## [Records shown]
....

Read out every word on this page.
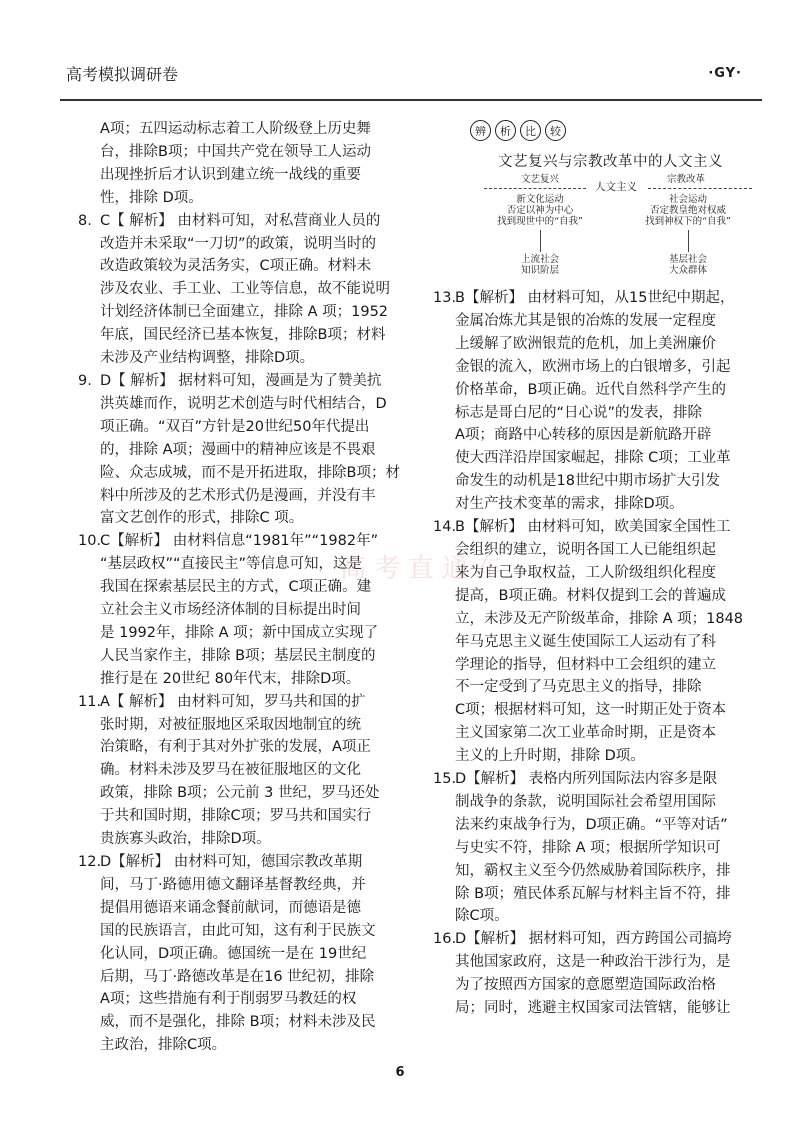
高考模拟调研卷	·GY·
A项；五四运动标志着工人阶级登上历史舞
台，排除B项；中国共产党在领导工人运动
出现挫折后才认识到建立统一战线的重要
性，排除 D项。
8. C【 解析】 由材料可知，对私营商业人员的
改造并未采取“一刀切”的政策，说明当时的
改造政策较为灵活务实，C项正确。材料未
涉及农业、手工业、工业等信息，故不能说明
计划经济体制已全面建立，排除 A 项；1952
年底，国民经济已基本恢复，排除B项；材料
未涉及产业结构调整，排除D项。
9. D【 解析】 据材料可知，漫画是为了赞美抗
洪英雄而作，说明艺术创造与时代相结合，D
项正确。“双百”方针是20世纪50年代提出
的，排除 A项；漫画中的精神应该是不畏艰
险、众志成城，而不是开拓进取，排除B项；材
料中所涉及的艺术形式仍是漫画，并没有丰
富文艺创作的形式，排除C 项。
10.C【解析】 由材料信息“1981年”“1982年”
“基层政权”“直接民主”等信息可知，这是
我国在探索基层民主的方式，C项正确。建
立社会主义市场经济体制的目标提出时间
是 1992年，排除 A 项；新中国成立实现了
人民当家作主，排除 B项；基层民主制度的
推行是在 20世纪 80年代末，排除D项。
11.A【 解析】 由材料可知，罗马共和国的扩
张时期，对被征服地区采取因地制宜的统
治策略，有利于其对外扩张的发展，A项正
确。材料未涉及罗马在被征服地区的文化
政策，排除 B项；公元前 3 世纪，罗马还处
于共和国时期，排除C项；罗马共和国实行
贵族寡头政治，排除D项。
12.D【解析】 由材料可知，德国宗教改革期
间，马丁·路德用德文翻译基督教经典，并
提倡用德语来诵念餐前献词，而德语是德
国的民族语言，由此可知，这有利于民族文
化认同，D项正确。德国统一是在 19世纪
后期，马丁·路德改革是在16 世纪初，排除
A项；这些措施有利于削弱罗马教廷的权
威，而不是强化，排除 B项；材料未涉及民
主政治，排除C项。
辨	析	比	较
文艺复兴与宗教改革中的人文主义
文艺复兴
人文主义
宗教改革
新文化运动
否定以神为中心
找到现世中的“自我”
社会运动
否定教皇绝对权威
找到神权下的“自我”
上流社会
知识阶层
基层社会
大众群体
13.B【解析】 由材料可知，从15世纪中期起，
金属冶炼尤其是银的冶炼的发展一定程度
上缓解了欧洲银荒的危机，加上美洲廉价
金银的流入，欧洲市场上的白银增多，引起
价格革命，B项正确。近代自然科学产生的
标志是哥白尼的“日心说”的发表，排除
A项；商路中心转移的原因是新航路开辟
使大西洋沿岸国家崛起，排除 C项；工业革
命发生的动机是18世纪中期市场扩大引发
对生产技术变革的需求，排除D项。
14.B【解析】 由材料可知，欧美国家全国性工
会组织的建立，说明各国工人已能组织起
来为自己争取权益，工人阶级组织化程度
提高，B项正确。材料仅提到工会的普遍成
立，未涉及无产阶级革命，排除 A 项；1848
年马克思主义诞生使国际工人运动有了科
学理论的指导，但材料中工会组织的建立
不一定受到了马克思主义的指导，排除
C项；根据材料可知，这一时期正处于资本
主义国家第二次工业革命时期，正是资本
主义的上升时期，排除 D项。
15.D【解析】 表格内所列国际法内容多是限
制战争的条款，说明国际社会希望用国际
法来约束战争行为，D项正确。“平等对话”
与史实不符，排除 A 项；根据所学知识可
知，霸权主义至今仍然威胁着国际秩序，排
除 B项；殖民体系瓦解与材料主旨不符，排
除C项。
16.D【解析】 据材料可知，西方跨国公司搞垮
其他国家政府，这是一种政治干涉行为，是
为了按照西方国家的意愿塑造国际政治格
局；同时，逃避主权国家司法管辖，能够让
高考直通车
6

....

## [What the exercise asks]
Find every line holding the word "D项正确"; give their count and nothing else.

## [Written response]
2